• [Problems to work on]:
1. From the blog post about Istanbul, extract the passage that begins at the words "As I contemplated" and ends after the words "go to Turkey.".
2. For each statement, (a), (b) and (c), say yes or no as to whether it agrees with the blog post about Istanbul, and quote the words from the post that decide it.
(a) The author spent a four-month spring academic term teaching and living on the Asian side of Istanbul.
(b) The author had spent time in 40 countries.
(c) On the author's first-week bus ride, the people who helped took the author off the bus and into the metro.

• [Selected extract]:
BLOG: Thank you to the people of Istanbul

BLOG: Thank you to the people of Istanbul

Patrick Hugg
BLOG: Thank you to the people of Istanbul

AFP photo

As I contemplated a visit to Istanbul this year, I was confronted with multiple warnings of  danger there.  The Western media seemed to be obsessed with concerns about the Muslim world, its perceived hostility toward the West and the ever-present threats of terrorism there.  The official US State Department warnings had been upgraded, cautioning travelers to use extreme care when considering visiting Turkey.  And many of my friends and colleagues admonished me not to go to Turkey.

Well, I did go to Turkey, and it is my pleasure to serve as a first-hand witness to would-be travellers that much of this fear is the product of gross over-generalization and a measure of destructive stereotyping.  I decided to go to Istanbul for the four month Spring academic term, teaching and living on the Asian side of Istanbul.  I can testify happily that this Muslim world offered me nothing but unsurpassed kindness, indeed a hospitality I have never experienced anywhere else

I spent four months teaching at the university, traveling about the city, enjoying the usual restaurants, shops, malls, social events, interacting with all the other local Istanbul residents around me.  And to my surprise, everywhere I went, in all my interactions, the Turkish people were the nicest and kindest I have encountered in my travels.  (I have spent a little or a lot of time in 32 countries, some for only a day or so, others for weeks or months, but a fair  basis for comparison.) 

My surprises began early in my stay.  In my first week, as I was about to board a public bus, with about twenty other fellow travelers at a busy bus stop, I was unsure of how the bus card worked and how this large group would all get on this bus at the same time.  I asked a young man what to do, and that was it!  He and his girlfriend took me under their care, explained everything, and got me onboard easily.  Then two different people on the bus offered me their seats (can’t remember that happening at home - This repeated itself repeatedly on the metro throughout my stay).  Fifteen minutes later, my new friends instructed me to follow them, and they led me off the bus and into the metro:  “This way is quicker.”  Seven stops later, we arrived in Moda, and they instructed me to go along with another fellow and his young daughter with whom he had been talking – apparently they would (and did) show me how to find a concert hall some blocks away from the metro terminal.  Door-to-door hospitality to a stranger!

• [Page segmentation data]:
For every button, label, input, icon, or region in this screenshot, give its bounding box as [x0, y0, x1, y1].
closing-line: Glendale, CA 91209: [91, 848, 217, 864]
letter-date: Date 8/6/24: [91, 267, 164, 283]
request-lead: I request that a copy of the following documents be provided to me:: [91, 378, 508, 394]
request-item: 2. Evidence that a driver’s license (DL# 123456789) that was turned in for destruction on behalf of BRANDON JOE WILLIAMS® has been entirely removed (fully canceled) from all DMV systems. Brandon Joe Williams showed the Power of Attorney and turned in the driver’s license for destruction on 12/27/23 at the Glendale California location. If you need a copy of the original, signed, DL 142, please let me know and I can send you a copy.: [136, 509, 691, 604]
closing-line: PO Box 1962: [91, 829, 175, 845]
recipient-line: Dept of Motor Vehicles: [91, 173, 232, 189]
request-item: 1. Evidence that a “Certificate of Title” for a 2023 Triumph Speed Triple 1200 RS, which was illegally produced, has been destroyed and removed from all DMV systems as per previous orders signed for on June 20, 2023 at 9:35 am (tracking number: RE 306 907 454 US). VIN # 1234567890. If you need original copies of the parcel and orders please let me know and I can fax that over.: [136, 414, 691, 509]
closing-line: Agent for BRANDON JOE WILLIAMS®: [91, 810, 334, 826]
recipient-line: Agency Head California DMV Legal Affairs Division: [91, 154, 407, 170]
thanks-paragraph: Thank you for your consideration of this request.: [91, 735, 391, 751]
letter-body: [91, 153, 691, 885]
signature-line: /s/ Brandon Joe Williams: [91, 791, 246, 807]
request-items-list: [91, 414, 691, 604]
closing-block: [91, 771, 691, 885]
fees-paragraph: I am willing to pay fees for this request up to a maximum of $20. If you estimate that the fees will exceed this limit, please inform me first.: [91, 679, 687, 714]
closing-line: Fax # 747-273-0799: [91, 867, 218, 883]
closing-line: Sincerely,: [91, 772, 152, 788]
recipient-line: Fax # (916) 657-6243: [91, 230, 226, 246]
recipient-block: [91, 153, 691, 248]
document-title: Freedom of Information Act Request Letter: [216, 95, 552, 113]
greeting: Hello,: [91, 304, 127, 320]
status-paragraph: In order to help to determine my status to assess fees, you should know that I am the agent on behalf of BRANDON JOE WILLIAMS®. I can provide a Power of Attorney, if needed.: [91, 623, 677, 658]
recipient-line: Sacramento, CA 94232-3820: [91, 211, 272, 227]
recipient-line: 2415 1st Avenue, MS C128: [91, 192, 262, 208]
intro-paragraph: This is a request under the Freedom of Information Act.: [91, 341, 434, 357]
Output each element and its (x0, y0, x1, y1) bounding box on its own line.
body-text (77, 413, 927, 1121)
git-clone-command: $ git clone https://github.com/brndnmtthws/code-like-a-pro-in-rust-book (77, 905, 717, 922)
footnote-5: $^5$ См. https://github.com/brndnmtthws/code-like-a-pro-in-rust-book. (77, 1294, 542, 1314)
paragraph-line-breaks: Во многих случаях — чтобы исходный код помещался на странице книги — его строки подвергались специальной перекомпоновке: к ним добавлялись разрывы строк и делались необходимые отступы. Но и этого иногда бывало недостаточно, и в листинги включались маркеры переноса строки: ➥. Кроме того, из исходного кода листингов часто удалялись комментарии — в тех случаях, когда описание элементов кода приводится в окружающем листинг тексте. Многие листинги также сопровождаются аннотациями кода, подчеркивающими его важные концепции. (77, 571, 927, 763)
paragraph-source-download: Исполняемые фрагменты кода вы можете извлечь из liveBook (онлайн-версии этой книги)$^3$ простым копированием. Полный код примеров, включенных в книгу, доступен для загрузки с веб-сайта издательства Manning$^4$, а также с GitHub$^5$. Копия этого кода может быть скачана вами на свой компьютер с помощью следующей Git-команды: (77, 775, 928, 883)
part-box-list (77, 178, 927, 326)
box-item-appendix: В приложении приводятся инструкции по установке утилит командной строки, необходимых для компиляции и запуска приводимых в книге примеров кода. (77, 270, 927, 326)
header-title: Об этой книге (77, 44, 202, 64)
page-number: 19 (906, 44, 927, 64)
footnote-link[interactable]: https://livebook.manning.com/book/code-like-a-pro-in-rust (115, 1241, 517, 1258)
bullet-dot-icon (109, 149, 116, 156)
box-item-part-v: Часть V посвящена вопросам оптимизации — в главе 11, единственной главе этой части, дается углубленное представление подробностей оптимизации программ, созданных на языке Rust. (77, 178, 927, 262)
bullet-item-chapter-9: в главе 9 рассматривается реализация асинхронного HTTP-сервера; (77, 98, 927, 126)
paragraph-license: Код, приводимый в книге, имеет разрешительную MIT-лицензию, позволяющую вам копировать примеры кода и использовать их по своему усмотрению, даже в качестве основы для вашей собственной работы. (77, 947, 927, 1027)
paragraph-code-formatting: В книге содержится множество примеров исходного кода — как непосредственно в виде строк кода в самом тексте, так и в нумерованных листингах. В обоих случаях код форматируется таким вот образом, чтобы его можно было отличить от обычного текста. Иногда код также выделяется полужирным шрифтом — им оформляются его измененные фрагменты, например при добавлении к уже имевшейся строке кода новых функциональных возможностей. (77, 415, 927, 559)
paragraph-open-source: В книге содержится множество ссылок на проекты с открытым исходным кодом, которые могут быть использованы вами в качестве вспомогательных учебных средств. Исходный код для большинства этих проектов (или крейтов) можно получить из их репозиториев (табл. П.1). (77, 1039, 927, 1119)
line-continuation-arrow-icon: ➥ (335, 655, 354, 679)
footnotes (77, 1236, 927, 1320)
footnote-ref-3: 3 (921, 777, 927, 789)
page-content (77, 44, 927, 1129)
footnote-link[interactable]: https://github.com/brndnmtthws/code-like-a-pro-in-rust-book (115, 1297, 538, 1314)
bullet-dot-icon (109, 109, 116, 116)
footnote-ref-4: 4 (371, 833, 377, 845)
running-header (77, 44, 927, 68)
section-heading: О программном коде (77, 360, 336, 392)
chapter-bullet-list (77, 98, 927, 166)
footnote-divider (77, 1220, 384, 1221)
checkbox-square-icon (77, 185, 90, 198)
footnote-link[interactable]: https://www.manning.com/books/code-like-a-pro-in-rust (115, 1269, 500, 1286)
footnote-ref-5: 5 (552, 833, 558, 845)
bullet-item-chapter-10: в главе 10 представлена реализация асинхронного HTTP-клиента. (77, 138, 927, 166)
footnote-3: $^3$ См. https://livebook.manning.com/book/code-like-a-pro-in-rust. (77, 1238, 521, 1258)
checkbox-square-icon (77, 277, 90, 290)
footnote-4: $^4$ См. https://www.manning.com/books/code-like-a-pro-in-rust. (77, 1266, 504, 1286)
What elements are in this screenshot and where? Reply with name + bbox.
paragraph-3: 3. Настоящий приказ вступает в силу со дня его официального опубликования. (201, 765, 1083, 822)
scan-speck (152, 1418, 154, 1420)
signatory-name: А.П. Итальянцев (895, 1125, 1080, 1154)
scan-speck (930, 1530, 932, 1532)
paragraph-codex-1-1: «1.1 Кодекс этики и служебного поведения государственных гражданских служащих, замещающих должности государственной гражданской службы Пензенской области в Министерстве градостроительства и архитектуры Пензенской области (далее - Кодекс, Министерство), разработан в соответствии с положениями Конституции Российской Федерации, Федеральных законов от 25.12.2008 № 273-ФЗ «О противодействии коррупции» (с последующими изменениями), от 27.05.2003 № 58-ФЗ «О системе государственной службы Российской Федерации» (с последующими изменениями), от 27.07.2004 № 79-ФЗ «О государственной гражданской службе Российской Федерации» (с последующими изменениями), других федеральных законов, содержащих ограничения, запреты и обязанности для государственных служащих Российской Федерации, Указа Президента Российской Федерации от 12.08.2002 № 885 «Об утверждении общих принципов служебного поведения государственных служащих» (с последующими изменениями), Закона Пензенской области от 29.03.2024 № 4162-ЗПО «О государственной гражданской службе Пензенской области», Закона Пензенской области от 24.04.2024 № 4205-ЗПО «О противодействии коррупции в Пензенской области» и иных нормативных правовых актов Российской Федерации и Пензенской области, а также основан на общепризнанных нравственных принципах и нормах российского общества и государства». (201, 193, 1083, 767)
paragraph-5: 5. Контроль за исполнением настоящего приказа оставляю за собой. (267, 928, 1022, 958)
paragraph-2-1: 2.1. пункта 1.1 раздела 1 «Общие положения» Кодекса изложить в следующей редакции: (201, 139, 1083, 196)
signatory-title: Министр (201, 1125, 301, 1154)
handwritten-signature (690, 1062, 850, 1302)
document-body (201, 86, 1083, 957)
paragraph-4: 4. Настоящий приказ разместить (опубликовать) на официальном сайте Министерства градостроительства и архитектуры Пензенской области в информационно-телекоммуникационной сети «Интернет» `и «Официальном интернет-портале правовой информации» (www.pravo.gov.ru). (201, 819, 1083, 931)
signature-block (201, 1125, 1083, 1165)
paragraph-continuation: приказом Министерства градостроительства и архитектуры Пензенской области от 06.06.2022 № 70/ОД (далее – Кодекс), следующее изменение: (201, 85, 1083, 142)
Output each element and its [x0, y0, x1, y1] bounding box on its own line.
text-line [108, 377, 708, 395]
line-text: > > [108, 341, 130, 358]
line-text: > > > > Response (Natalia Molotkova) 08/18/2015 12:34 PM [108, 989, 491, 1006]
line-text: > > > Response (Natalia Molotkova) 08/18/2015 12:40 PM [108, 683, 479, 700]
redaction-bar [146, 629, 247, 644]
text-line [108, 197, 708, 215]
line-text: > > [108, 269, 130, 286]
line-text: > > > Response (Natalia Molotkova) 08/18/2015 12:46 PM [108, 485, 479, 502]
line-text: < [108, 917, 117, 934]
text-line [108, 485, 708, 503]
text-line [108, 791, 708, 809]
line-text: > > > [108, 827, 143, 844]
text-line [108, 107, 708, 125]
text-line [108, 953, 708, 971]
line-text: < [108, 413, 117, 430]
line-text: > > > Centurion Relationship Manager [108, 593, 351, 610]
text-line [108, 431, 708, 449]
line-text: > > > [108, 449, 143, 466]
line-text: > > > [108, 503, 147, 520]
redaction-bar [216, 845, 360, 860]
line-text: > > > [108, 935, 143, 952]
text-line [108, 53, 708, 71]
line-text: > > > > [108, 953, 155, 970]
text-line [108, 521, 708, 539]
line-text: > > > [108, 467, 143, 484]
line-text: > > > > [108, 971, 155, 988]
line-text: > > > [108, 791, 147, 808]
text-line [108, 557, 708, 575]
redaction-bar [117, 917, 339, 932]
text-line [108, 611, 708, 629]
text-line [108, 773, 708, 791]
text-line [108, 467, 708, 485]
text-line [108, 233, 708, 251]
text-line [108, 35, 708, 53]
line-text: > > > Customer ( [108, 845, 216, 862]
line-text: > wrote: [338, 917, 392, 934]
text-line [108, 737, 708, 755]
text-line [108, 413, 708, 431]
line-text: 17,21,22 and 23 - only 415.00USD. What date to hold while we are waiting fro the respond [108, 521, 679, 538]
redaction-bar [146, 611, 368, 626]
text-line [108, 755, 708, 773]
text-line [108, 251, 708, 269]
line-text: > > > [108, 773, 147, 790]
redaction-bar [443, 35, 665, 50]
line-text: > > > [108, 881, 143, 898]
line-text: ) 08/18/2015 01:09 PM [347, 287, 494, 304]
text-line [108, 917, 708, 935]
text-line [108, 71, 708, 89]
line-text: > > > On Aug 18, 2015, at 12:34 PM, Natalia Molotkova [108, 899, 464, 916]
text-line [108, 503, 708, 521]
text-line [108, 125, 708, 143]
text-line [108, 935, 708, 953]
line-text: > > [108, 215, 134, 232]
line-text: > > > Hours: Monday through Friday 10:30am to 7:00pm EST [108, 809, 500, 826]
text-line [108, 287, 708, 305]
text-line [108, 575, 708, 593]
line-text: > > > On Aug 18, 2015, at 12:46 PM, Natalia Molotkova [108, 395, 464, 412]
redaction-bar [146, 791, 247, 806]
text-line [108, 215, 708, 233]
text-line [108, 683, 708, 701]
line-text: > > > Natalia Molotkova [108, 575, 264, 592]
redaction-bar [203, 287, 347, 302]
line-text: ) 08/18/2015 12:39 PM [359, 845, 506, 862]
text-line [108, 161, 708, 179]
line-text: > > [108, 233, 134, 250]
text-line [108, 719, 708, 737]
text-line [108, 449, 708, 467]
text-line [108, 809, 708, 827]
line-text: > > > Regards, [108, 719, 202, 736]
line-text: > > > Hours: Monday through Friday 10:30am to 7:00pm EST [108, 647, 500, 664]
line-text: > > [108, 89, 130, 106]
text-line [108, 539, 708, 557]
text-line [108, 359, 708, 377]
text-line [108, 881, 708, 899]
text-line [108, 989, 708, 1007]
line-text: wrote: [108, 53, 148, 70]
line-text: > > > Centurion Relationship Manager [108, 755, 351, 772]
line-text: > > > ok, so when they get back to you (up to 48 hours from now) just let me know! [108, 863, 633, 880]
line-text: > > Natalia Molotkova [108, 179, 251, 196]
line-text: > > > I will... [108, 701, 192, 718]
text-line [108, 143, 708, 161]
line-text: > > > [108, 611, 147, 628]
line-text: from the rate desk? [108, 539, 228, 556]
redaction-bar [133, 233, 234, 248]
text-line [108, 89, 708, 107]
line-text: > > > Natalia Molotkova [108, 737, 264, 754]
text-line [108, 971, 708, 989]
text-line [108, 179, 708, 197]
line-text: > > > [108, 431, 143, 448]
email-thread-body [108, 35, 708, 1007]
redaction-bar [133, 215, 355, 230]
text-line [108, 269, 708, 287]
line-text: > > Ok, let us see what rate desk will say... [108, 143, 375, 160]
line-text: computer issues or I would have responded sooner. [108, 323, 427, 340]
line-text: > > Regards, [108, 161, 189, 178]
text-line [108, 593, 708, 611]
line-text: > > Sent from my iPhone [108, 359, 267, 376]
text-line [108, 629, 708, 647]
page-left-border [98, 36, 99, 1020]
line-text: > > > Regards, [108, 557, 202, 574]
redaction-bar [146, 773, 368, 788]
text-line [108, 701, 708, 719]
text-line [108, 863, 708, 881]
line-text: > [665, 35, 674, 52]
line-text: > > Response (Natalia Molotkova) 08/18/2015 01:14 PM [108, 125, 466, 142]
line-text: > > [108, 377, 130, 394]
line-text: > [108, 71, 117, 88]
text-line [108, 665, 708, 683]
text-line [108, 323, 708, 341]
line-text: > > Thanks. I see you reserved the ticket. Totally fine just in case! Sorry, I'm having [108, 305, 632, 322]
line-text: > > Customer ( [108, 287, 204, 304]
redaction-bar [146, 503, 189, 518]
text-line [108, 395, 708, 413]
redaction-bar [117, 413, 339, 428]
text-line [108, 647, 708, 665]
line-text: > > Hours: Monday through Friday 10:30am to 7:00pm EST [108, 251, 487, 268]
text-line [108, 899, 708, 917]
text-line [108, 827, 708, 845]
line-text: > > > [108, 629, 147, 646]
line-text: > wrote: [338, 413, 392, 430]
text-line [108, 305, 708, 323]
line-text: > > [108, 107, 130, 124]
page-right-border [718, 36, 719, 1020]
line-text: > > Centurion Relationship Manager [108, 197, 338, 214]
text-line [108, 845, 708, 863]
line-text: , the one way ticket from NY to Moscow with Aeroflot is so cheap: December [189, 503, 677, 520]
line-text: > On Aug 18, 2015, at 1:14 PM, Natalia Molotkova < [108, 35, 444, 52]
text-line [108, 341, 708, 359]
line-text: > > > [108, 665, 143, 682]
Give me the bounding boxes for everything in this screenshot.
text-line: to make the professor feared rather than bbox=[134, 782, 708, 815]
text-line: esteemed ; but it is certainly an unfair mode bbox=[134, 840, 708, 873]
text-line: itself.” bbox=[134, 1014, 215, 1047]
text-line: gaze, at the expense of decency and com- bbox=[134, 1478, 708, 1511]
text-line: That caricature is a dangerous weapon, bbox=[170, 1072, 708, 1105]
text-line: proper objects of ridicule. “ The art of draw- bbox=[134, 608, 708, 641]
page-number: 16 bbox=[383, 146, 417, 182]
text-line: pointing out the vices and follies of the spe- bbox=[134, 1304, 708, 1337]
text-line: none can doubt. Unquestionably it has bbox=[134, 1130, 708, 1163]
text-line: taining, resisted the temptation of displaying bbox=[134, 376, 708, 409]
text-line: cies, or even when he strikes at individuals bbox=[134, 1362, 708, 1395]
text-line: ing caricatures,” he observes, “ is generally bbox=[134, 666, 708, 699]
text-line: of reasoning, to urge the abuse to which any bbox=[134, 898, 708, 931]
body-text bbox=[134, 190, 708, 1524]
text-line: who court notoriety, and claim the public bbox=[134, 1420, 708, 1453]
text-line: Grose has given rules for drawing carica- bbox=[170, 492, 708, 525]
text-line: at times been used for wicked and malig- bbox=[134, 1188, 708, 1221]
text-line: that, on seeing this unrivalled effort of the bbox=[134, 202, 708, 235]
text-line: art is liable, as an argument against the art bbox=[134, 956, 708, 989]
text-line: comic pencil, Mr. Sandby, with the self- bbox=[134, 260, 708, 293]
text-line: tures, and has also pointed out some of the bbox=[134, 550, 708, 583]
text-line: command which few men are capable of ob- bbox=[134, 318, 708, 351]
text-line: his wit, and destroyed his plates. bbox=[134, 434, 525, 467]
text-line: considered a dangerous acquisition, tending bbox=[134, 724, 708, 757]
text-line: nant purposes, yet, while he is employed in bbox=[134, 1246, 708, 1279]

• [Task-by-task answers]:
1.
As I contemplated a visit to Istanbul this year, I was confronted with multiple warnings of  danger there.  The Western media seemed to be obsessed with concerns about the Muslim world, its perceived hostility toward the West and the ever-present threats of terrorism there.  The official US State Department warnings had been upgraded, cautioning travelers to use extreme care when considering visiting Turkey.  And many of my friends and colleagues admonished me not to go to Turkey.

2.
(a) Yes: "I decided to go to Istanbul for the four month Spring academic term, teaching and living on the Asian side of Istanbul."
(b) No: "I have spent a little or a lot of time in 32 countries"
(c) Yes: "my new friends instructed me to follow them, and they led me off the bus and into the metro"